- **EXTRACTED ENTRIES**:

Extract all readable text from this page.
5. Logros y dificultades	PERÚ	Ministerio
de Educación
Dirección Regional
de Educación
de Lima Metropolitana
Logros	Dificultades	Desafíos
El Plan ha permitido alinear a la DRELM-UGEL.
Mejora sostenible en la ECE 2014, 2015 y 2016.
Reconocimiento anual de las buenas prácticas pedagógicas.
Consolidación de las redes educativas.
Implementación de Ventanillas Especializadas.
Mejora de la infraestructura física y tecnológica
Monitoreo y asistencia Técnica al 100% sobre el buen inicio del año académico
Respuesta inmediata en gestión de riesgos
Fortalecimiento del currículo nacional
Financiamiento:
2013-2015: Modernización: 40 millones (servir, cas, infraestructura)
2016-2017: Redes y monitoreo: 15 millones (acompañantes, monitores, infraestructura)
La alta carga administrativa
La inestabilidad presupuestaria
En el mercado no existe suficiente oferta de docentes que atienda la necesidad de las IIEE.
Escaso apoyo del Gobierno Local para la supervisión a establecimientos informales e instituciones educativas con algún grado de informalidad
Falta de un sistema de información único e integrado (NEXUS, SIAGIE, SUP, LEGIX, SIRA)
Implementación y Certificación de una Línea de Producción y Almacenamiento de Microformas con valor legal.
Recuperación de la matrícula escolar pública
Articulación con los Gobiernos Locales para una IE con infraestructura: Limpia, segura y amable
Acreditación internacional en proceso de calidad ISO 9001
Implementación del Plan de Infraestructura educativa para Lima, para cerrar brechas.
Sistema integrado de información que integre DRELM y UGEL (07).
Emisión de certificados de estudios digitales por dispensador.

- **TASK DETAILS**: Copy out every line of the material above that mentions the word "Lima".

- **RESPONSE TO THIS TASK**:
de Lima Metropolitana
Implementación del Plan de Infraestructura educativa para Lima, para cerrar brechas.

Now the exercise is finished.